───── GIVEN DATA

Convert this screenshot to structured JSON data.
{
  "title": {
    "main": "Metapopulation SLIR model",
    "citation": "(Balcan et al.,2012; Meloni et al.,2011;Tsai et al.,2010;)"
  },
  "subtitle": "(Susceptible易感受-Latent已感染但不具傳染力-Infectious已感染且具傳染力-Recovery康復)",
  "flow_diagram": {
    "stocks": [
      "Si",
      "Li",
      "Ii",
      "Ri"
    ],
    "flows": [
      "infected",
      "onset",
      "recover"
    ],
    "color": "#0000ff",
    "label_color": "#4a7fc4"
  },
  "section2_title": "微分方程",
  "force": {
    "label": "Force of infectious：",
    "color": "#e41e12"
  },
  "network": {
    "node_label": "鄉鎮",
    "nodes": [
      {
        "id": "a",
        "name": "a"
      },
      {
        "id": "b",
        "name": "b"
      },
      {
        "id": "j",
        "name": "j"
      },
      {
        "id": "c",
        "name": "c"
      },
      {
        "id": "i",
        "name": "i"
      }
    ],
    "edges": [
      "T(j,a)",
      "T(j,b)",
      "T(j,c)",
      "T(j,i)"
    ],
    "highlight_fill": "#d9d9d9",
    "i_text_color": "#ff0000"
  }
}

──────────

# INSTRUCTIONS FOR THE TASK
Reproduce the data, keeping every line exactly the same.

# CORRECT ANSWER
Convert this screenshot to structured JSON data.
{
  "title": {
    "main": "Metapopulation SLIR model",
    "citation": "(Balcan et al.,2012; Meloni et al.,2011;Tsai et al.,2010;)"
  },
  "subtitle": "(Susceptible易感受-Latent已感染但不具傳染力-Infectious已感染且具傳染力-Recovery康復)",
  "flow_diagram": {
    "stocks": [
      "Si",
      "Li",
      "Ii",
      "Ri"
    ],
    "flows": [
      "infected",
      "onset",
      "recover"
    ],
    "color": "#0000ff",
    "label_color": "#4a7fc4"
  },
  "section2_title": "微分方程",
  "force": {
    "label": "Force of infectious：",
    "color": "#e41e12"
  },
  "network": {
    "node_label": "鄉鎮",
    "nodes": [
      {
        "id": "a",
        "name": "a"
      },
      {
        "id": "b",
        "name": "b"
      },
      {
        "id": "j",
        "name": "j"
      },
      {
        "id": "c",
        "name": "c"
      },
      {
        "id": "i",
        "name": "i"
      }
    ],
    "edges": [
      "T(j,a)",
      "T(j,b)",
      "T(j,c)",
      "T(j,i)"
    ],
    "highlight_fill": "#d9d9d9",
    "i_text_color": "#ff0000"
  }
}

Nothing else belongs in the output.